#### Input
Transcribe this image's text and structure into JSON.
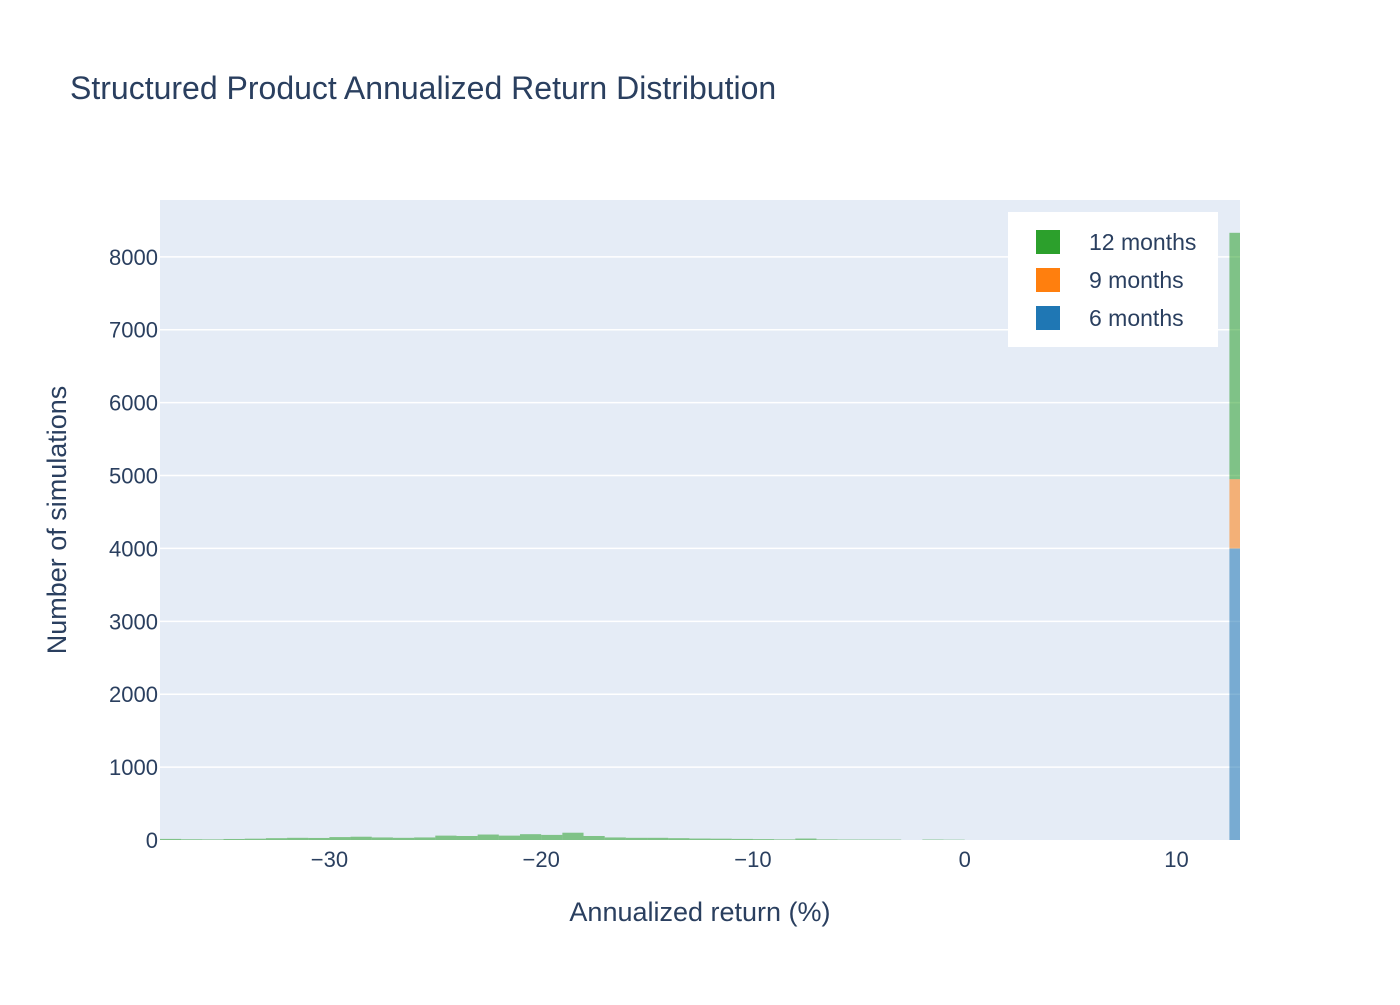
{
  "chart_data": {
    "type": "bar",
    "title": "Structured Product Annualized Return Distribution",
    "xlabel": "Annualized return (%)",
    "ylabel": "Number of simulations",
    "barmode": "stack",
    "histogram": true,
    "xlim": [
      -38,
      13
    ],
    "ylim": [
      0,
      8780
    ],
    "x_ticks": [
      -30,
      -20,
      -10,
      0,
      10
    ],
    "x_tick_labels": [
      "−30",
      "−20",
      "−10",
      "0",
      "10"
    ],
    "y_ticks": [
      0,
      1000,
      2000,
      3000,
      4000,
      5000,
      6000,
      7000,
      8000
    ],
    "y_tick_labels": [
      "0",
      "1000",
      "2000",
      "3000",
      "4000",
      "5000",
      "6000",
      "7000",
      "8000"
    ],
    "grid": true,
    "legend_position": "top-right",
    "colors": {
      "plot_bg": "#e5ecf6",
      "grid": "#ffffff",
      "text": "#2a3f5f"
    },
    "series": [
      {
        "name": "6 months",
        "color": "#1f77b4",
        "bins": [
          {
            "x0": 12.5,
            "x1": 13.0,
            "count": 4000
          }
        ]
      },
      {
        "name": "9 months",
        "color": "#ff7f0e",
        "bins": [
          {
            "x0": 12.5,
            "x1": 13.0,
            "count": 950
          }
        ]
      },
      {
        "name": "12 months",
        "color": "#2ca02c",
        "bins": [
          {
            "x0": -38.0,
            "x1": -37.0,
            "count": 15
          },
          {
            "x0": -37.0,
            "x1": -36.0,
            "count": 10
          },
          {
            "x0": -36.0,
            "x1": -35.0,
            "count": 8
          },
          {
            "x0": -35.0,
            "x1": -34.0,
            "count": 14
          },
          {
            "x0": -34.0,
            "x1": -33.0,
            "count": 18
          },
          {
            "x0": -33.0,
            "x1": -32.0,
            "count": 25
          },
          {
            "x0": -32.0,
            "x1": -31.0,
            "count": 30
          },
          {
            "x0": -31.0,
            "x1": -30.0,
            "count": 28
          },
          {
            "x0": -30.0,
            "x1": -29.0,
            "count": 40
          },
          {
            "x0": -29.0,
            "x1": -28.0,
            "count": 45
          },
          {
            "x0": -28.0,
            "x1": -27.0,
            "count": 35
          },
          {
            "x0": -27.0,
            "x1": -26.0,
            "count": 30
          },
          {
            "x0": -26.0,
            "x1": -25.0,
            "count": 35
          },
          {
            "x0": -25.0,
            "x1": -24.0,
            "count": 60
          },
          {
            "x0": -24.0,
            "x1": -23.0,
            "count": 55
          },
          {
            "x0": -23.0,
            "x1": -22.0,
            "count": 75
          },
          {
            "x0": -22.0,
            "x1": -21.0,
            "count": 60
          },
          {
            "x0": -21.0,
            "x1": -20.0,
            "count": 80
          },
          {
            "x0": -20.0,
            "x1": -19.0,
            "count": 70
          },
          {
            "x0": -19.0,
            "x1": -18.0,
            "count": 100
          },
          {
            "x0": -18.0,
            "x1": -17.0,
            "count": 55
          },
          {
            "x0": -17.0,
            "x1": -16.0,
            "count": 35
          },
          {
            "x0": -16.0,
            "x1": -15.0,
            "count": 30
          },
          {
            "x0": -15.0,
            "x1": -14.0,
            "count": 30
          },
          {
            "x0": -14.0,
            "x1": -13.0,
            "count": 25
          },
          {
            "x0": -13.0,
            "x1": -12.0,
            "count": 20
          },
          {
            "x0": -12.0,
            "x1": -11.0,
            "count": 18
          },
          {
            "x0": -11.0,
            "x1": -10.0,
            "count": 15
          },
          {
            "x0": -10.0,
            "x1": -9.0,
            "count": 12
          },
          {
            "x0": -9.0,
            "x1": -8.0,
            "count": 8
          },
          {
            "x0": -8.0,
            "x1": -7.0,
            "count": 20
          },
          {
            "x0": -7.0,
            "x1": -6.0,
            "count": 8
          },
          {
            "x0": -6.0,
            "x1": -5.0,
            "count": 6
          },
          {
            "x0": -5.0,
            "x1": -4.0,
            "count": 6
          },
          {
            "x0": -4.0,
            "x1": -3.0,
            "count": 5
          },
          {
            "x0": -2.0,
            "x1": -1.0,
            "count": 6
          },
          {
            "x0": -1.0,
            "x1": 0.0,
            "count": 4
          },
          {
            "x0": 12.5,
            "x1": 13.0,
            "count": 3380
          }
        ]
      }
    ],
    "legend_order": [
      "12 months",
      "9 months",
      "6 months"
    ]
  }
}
########
#### Input
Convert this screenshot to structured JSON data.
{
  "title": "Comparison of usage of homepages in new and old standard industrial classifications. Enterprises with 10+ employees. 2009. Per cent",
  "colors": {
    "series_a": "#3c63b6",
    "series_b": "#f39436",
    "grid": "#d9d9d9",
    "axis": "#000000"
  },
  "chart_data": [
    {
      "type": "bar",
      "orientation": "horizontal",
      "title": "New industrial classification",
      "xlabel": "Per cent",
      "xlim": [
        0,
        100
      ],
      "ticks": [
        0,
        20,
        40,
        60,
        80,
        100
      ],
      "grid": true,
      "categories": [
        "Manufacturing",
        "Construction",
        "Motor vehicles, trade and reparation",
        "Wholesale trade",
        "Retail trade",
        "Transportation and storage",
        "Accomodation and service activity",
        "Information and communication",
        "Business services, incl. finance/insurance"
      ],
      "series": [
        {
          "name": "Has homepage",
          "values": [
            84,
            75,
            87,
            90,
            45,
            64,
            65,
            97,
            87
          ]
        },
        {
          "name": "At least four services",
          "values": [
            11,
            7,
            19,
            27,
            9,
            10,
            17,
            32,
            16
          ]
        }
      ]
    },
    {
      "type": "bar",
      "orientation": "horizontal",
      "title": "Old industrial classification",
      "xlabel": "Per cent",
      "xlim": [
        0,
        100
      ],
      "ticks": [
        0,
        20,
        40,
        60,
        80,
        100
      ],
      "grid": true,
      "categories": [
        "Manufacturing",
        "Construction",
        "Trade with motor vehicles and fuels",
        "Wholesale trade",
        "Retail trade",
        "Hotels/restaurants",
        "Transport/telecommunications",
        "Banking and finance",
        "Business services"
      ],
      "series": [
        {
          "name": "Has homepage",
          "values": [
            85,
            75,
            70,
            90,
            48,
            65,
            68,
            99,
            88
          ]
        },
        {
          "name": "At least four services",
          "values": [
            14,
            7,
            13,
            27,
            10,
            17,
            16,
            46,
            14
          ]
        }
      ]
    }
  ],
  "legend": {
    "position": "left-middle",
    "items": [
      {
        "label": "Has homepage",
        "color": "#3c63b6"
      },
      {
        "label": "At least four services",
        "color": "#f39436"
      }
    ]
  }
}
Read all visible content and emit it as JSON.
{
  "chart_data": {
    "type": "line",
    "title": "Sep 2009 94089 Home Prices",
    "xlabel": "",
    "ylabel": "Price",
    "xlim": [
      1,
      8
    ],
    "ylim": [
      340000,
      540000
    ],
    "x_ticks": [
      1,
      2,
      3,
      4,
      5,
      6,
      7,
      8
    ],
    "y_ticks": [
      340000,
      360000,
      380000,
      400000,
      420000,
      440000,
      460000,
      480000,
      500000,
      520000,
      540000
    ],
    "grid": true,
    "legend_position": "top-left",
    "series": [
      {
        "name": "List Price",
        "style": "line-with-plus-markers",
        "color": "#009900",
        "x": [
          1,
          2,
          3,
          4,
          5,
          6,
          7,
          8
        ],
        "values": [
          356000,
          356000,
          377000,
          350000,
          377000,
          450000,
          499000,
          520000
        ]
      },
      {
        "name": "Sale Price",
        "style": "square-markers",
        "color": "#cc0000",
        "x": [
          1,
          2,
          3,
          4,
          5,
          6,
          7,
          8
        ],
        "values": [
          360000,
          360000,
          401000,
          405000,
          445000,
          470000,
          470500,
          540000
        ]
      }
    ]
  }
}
########
#### Input
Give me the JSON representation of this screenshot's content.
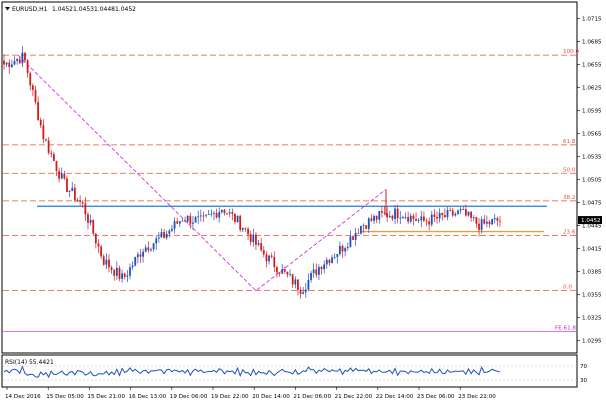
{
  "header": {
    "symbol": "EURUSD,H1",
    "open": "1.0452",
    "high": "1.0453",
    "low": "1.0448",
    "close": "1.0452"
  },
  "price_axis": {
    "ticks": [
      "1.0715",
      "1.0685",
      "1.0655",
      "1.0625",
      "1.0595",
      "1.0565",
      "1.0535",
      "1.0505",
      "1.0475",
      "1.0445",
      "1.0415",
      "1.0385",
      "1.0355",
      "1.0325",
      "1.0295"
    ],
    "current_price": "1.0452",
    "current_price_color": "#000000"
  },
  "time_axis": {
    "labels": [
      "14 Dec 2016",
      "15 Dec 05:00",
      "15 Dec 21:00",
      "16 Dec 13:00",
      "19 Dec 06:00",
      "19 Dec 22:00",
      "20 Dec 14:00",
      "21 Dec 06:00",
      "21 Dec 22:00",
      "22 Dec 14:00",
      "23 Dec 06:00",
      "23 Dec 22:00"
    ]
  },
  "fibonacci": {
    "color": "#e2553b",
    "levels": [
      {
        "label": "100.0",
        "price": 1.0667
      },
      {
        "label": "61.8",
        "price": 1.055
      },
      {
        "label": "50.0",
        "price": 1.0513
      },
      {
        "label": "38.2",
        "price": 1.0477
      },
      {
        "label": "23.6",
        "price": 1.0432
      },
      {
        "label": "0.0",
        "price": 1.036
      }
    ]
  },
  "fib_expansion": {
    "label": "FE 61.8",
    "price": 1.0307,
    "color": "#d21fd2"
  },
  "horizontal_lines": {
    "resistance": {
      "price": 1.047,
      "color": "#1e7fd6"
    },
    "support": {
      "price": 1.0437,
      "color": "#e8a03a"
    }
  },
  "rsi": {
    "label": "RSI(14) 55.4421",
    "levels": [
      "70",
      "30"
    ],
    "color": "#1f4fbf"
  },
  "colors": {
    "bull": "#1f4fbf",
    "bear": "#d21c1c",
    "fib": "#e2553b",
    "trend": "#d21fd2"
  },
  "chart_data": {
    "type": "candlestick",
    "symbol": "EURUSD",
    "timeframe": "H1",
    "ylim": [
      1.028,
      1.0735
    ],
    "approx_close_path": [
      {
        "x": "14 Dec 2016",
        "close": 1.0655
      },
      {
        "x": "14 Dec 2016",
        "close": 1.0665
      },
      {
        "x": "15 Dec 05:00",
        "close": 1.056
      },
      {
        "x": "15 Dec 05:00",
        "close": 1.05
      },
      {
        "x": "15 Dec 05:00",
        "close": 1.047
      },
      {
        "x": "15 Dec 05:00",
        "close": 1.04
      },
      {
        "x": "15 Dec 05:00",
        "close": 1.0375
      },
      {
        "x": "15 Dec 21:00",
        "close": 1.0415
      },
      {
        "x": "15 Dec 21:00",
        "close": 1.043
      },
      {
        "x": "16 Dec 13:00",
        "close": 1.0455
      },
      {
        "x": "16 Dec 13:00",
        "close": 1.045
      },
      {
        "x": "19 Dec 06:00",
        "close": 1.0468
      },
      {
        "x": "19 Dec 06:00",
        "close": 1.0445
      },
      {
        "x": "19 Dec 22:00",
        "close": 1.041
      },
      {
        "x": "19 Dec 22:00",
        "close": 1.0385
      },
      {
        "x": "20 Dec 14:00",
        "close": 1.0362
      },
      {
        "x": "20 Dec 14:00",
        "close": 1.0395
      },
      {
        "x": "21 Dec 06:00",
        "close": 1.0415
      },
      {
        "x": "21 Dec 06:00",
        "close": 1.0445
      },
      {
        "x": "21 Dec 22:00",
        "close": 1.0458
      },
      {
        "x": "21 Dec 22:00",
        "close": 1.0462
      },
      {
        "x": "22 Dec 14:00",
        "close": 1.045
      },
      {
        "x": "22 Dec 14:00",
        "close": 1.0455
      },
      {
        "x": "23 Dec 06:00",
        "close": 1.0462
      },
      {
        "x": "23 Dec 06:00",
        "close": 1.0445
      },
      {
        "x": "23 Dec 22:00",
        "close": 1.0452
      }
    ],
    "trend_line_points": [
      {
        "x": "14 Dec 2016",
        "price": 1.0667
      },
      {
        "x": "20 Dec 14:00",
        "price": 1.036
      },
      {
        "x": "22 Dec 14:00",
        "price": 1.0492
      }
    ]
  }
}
########
Problem statement:
From the data above, copy each line where the string "Business" appears.

Completed task:
        "Business services, incl. finance/insurance"
        "Business services"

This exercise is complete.